→ WRITTEN PROBLEM
Provide only the number of lines in the data below that contain the word "hexagonal".

(Dataset items)

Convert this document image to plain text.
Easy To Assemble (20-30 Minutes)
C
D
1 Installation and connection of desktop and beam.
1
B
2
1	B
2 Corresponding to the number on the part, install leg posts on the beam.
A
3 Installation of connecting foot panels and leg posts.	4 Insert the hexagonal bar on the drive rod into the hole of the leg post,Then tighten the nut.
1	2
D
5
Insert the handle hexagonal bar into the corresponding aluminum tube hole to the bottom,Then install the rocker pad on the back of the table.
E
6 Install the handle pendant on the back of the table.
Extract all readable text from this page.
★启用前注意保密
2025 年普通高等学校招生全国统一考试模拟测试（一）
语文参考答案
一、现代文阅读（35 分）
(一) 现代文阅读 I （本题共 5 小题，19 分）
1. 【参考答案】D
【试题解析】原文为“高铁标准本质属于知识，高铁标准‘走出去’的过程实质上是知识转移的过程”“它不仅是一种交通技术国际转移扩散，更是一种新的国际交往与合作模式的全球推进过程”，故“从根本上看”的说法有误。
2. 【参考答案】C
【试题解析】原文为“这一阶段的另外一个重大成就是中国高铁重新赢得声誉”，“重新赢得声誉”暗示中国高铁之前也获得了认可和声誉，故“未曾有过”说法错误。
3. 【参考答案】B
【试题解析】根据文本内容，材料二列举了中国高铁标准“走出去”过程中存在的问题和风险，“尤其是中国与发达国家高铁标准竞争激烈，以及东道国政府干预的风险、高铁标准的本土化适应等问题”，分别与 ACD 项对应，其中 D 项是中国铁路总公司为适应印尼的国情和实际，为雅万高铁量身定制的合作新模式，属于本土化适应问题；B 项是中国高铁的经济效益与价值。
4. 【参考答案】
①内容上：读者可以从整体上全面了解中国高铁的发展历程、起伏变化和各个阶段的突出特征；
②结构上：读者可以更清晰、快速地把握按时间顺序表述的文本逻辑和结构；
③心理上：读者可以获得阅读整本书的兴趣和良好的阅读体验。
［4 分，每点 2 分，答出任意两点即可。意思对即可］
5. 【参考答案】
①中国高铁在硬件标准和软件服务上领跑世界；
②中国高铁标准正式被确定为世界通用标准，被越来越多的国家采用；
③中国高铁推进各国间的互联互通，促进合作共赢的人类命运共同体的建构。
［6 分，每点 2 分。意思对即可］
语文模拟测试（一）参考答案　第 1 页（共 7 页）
* * *
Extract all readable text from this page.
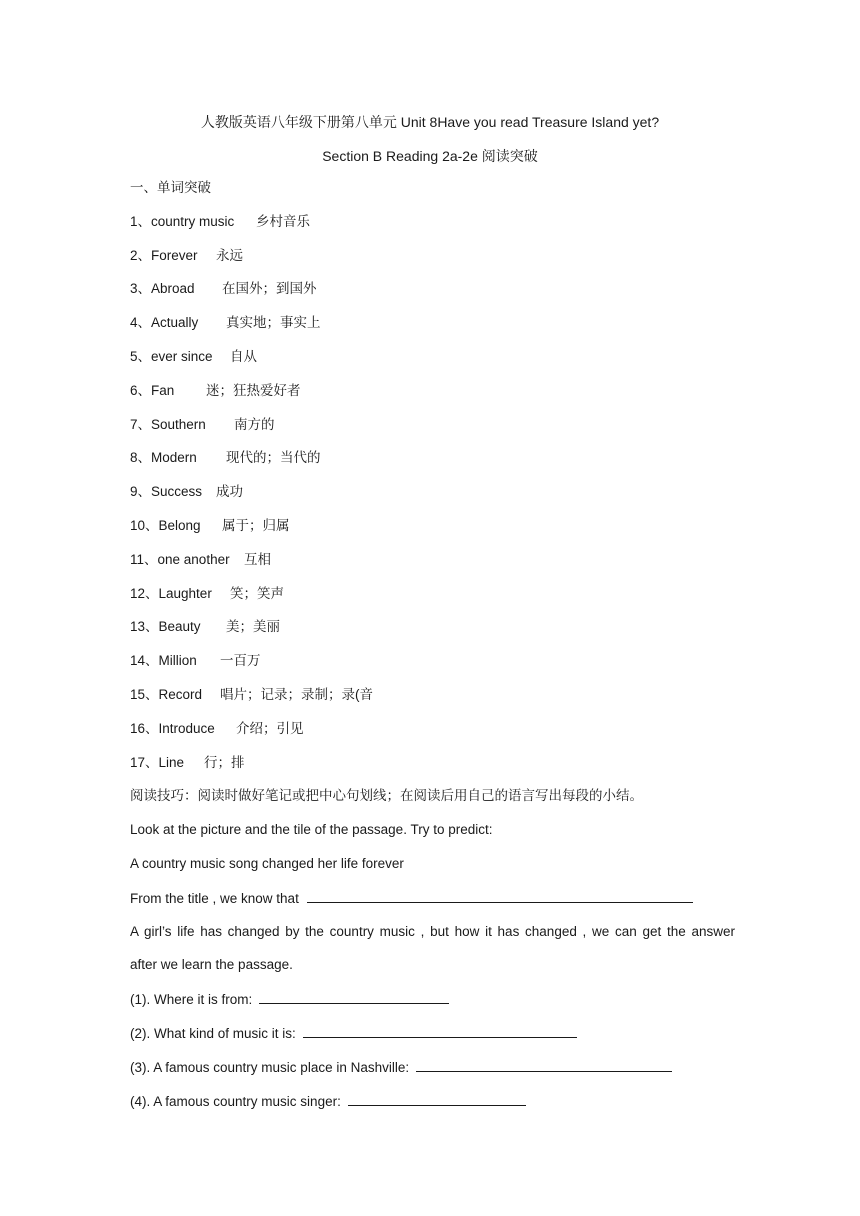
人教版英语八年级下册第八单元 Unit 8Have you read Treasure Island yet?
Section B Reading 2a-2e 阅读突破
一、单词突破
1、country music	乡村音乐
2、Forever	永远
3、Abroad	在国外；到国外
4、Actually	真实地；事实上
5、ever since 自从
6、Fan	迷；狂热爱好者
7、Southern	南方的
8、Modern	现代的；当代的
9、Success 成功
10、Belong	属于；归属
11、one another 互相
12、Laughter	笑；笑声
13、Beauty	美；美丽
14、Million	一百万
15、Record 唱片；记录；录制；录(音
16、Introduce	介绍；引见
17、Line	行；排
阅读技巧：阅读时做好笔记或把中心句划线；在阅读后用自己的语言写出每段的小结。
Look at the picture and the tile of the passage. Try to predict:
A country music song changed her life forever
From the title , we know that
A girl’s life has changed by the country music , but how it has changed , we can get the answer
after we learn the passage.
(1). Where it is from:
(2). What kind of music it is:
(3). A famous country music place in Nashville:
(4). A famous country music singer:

→ CORRECT RESULT
2